Stored dataset items:
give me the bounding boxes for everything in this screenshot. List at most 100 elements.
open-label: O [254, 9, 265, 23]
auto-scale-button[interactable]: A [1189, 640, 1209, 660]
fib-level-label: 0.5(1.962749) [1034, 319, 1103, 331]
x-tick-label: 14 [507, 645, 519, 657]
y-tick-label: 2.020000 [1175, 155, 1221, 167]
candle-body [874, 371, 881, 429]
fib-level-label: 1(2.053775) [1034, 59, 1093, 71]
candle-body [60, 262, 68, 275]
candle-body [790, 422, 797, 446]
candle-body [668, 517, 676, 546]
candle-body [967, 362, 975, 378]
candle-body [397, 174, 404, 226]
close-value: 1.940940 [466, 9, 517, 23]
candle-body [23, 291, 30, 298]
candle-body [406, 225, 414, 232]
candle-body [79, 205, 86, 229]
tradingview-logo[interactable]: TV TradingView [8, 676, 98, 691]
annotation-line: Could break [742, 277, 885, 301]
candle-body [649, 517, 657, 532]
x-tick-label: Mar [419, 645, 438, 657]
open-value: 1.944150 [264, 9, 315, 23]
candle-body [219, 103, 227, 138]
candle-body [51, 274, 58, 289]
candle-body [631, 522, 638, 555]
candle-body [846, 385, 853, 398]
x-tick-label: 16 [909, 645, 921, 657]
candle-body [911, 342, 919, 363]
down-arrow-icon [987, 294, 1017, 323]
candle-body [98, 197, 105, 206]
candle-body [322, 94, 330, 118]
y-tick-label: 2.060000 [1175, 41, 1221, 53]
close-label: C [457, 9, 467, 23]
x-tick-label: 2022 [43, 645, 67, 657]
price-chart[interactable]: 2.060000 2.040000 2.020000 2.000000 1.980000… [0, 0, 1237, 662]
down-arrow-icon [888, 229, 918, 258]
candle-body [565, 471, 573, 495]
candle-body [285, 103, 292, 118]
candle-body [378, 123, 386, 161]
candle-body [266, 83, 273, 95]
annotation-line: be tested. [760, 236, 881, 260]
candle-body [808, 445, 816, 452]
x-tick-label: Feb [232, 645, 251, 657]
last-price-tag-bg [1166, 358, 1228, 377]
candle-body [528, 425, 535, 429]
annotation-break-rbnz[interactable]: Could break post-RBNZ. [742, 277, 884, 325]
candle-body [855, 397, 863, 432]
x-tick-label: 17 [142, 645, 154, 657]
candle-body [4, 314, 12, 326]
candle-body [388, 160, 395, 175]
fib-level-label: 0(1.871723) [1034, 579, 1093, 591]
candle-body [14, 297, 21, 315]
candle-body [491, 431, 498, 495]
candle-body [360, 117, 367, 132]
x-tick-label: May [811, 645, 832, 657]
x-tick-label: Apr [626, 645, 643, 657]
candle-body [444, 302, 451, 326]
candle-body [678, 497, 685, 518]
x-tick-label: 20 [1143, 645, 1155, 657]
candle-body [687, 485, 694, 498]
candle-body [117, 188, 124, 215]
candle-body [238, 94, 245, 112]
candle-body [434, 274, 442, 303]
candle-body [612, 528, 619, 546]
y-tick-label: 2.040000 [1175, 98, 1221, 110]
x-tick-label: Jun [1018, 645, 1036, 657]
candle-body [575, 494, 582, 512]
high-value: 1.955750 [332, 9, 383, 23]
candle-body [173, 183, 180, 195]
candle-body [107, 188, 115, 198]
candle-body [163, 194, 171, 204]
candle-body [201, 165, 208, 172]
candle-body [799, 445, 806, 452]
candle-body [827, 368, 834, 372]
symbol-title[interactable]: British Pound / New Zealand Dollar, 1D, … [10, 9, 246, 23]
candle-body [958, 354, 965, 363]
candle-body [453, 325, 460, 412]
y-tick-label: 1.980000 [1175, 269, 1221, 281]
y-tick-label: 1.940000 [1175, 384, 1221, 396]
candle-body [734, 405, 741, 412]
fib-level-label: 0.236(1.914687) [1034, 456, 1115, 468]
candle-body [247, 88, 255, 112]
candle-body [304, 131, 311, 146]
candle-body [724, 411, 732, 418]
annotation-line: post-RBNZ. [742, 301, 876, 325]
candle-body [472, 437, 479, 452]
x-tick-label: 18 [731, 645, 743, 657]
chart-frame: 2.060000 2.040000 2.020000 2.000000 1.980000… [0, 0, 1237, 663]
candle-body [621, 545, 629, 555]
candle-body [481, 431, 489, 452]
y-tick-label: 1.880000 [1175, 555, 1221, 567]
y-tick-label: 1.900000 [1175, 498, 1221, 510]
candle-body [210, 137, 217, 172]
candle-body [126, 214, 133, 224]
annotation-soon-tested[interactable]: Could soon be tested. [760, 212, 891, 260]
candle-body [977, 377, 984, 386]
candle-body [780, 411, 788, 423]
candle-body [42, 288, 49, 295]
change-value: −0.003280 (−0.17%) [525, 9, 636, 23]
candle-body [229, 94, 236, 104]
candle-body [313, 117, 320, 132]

• **TASK PROMPT**
Collect every line from the listing above that contains the word "tested", matching case.

• **TASK RESPONSE**
annotation-line: be tested. [760, 236, 881, 260]
annotation-soon-tested[interactable]: Could soon be tested. [760, 212, 891, 260]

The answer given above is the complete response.